→ Given problem:
Copy out all the entries exactly.

(Records contained in a dataset)
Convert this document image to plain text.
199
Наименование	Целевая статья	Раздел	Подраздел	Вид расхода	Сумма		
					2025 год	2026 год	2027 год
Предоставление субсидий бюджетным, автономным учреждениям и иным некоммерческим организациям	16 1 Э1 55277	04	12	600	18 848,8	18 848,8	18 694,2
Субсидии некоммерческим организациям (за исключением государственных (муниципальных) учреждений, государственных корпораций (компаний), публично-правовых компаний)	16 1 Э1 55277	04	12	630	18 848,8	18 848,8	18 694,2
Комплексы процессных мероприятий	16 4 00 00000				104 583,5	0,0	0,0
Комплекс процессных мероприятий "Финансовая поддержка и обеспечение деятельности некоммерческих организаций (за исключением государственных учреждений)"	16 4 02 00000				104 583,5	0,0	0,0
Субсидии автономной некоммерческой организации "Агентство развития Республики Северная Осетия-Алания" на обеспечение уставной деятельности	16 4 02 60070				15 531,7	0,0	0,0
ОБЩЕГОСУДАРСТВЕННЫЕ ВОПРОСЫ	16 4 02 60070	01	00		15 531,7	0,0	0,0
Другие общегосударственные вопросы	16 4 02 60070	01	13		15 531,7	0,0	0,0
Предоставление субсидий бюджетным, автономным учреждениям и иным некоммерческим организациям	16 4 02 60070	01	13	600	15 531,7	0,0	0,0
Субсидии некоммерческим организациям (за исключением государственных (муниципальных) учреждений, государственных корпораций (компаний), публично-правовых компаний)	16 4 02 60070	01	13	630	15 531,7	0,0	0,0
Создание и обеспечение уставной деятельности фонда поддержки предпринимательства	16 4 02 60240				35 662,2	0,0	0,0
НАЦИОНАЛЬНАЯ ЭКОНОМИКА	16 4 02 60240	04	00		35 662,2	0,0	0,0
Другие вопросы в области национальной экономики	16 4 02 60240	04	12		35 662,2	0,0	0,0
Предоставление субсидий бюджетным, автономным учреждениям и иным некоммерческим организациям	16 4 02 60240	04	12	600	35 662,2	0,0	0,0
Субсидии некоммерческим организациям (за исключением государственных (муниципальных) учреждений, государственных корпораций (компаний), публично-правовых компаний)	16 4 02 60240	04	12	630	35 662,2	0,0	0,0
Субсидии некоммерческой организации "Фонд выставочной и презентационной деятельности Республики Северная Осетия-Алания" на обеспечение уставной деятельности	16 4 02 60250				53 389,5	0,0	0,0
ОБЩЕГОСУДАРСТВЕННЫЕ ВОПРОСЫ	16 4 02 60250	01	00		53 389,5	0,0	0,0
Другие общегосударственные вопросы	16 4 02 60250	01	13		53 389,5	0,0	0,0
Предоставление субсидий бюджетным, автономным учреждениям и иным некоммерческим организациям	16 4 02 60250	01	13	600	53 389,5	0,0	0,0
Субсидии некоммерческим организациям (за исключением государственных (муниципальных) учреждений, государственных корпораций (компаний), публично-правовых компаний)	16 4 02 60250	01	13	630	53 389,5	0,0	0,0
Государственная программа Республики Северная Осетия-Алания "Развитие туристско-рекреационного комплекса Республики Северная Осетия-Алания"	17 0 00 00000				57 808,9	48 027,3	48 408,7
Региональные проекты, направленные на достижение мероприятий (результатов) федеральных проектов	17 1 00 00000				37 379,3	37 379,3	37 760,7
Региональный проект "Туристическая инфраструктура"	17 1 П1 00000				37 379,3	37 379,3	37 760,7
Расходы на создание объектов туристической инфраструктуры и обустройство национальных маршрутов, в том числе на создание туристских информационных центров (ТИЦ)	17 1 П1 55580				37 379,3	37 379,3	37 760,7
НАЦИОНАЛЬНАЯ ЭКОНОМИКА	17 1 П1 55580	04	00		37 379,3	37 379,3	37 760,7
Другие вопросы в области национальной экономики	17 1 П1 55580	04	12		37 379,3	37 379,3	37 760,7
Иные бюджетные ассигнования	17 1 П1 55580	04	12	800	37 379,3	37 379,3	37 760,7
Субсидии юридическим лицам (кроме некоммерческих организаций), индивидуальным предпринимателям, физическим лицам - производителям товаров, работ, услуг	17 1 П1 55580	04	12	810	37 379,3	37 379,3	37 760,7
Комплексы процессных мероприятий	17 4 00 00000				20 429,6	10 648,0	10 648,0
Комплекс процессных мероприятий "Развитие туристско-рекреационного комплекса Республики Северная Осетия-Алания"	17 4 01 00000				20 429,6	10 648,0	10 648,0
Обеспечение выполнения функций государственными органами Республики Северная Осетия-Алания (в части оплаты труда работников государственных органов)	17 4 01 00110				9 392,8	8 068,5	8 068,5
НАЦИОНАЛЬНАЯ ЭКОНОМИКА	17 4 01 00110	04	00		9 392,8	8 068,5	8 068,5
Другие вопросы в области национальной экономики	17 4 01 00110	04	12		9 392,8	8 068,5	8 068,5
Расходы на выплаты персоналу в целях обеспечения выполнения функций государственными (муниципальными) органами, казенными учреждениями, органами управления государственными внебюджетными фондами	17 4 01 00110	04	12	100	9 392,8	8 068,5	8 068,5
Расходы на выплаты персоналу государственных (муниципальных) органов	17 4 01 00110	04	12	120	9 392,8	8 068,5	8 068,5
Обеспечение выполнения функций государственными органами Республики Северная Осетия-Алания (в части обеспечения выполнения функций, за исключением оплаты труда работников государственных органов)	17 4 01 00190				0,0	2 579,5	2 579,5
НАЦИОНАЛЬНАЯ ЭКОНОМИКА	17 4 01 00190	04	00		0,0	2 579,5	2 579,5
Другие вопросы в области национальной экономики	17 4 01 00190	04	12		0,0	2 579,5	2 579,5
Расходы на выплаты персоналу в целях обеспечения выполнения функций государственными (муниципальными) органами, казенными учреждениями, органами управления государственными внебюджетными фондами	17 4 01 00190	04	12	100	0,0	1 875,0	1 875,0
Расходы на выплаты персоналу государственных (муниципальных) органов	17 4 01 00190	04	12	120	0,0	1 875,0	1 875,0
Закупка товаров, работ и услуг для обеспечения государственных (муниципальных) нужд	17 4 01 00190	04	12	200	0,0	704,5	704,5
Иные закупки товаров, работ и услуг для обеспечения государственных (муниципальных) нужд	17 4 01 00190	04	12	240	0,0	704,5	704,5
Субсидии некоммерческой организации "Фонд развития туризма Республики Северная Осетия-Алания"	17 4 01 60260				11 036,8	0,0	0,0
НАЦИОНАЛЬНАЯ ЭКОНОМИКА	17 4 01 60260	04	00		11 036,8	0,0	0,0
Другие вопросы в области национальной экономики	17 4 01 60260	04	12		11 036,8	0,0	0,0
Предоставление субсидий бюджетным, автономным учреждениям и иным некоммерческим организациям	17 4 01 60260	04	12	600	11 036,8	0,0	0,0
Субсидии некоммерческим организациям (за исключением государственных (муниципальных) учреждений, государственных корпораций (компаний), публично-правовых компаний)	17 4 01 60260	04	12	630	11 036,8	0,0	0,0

→ Complete response:
Convert this document image to plain text.
199
Наименование	Целевая статья	Раздел	Подраздел	Вид расхода	Сумма		
					2025 год	2026 год	2027 год
Предоставление субсидий бюджетным, автономным учреждениям и иным некоммерческим организациям	16 1 Э1 55277	04	12	600	18 848,8	18 848,8	18 694,2
Субсидии некоммерческим организациям (за исключением государственных (муниципальных) учреждений, государственных корпораций (компаний), публично-правовых компаний)	16 1 Э1 55277	04	12	630	18 848,8	18 848,8	18 694,2
Комплексы процессных мероприятий	16 4 00 00000				104 583,5	0,0	0,0
Комплекс процессных мероприятий "Финансовая поддержка и обеспечение деятельности некоммерческих организаций (за исключением государственных учреждений)"	16 4 02 00000				104 583,5	0,0	0,0
Субсидии автономной некоммерческой организации "Агентство развития Республики Северная Осетия-Алания" на обеспечение уставной деятельности	16 4 02 60070				15 531,7	0,0	0,0
ОБЩЕГОСУДАРСТВЕННЫЕ ВОПРОСЫ	16 4 02 60070	01	00		15 531,7	0,0	0,0
Другие общегосударственные вопросы	16 4 02 60070	01	13		15 531,7	0,0	0,0
Предоставление субсидий бюджетным, автономным учреждениям и иным некоммерческим организациям	16 4 02 60070	01	13	600	15 531,7	0,0	0,0
Субсидии некоммерческим организациям (за исключением государственных (муниципальных) учреждений, государственных корпораций (компаний), публично-правовых компаний)	16 4 02 60070	01	13	630	15 531,7	0,0	0,0
Создание и обеспечение уставной деятельности фонда поддержки предпринимательства	16 4 02 60240				35 662,2	0,0	0,0
НАЦИОНАЛЬНАЯ ЭКОНОМИКА	16 4 02 60240	04	00		35 662,2	0,0	0,0
Другие вопросы в области национальной экономики	16 4 02 60240	04	12		35 662,2	0,0	0,0
Предоставление субсидий бюджетным, автономным учреждениям и иным некоммерческим организациям	16 4 02 60240	04	12	600	35 662,2	0,0	0,0
Субсидии некоммерческим организациям (за исключением государственных (муниципальных) учреждений, государственных корпораций (компаний), публично-правовых компаний)	16 4 02 60240	04	12	630	35 662,2	0,0	0,0
Субсидии некоммерческой организации "Фонд выставочной и презентационной деятельности Республики Северная Осетия-Алания" на обеспечение уставной деятельности	16 4 02 60250				53 389,5	0,0	0,0
ОБЩЕГОСУДАРСТВЕННЫЕ ВОПРОСЫ	16 4 02 60250	01	00		53 389,5	0,0	0,0
Другие общегосударственные вопросы	16 4 02 60250	01	13		53 389,5	0,0	0,0
Предоставление субсидий бюджетным, автономным учреждениям и иным некоммерческим организациям	16 4 02 60250	01	13	600	53 389,5	0,0	0,0
Субсидии некоммерческим организациям (за исключением государственных (муниципальных) учреждений, государственных корпораций (компаний), публично-правовых компаний)	16 4 02 60250	01	13	630	53 389,5	0,0	0,0
Государственная программа Республики Северная Осетия-Алания "Развитие туристско-рекреационного комплекса Республики Северная Осетия-Алания"	17 0 00 00000				57 808,9	48 027,3	48 408,7
Региональные проекты, направленные на достижение мероприятий (результатов) федеральных проектов	17 1 00 00000				37 379,3	37 379,3	37 760,7
Региональный проект "Туристическая инфраструктура"	17 1 П1 00000				37 379,3	37 379,3	37 760,7
Расходы на создание объектов туристической инфраструктуры и обустройство национальных маршрутов, в том числе на создание туристских информационных центров (ТИЦ)	17 1 П1 55580				37 379,3	37 379,3	37 760,7
НАЦИОНАЛЬНАЯ ЭКОНОМИКА	17 1 П1 55580	04	00		37 379,3	37 379,3	37 760,7
Другие вопросы в области национальной экономики	17 1 П1 55580	04	12		37 379,3	37 379,3	37 760,7
Иные бюджетные ассигнования	17 1 П1 55580	04	12	800	37 379,3	37 379,3	37 760,7
Субсидии юридическим лицам (кроме некоммерческих организаций), индивидуальным предпринимателям, физическим лицам - производителям товаров, работ, услуг	17 1 П1 55580	04	12	810	37 379,3	37 379,3	37 760,7
Комплексы процессных мероприятий	17 4 00 00000				20 429,6	10 648,0	10 648,0
Комплекс процессных мероприятий "Развитие туристско-рекреационного комплекса Республики Северная Осетия-Алания"	17 4 01 00000				20 429,6	10 648,0	10 648,0
Обеспечение выполнения функций государственными органами Республики Северная Осетия-Алания (в части оплаты труда работников государственных органов)	17 4 01 00110				9 392,8	8 068,5	8 068,5
НАЦИОНАЛЬНАЯ ЭКОНОМИКА	17 4 01 00110	04	00		9 392,8	8 068,5	8 068,5
Другие вопросы в области национальной экономики	17 4 01 00110	04	12		9 392,8	8 068,5	8 068,5
Расходы на выплаты персоналу в целях обеспечения выполнения функций государственными (муниципальными) органами, казенными учреждениями, органами управления государственными внебюджетными фондами	17 4 01 00110	04	12	100	9 392,8	8 068,5	8 068,5
Расходы на выплаты персоналу государственных (муниципальных) органов	17 4 01 00110	04	12	120	9 392,8	8 068,5	8 068,5
Обеспечение выполнения функций государственными органами Республики Северная Осетия-Алания (в части обеспечения выполнения функций, за исключением оплаты труда работников государственных органов)	17 4 01 00190				0,0	2 579,5	2 579,5
НАЦИОНАЛЬНАЯ ЭКОНОМИКА	17 4 01 00190	04	00		0,0	2 579,5	2 579,5
Другие вопросы в области национальной экономики	17 4 01 00190	04	12		0,0	2 579,5	2 579,5
Расходы на выплаты персоналу в целях обеспечения выполнения функций государственными (муниципальными) органами, казенными учреждениями, органами управления государственными внебюджетными фондами	17 4 01 00190	04	12	100	0,0	1 875,0	1 875,0
Расходы на выплаты персоналу государственных (муниципальных) органов	17 4 01 00190	04	12	120	0,0	1 875,0	1 875,0
Закупка товаров, работ и услуг для обеспечения государственных (муниципальных) нужд	17 4 01 00190	04	12	200	0,0	704,5	704,5
Иные закупки товаров, работ и услуг для обеспечения государственных (муниципальных) нужд	17 4 01 00190	04	12	240	0,0	704,5	704,5
Субсидии некоммерческой организации "Фонд развития туризма Республики Северная Осетия-Алания"	17 4 01 60260				11 036,8	0,0	0,0
НАЦИОНАЛЬНАЯ ЭКОНОМИКА	17 4 01 60260	04	00		11 036,8	0,0	0,0
Другие вопросы в области национальной экономики	17 4 01 60260	04	12		11 036,8	0,0	0,0
Предоставление субсидий бюджетным, автономным учреждениям и иным некоммерческим организациям	17 4 01 60260	04	12	600	11 036,8	0,0	0,0
Субсидии некоммерческим организациям (за исключением государственных (муниципальных) учреждений, государственных корпораций (компаний), публично-правовых компаний)	17 4 01 60260	04	12	630	11 036,8	0,0	0,0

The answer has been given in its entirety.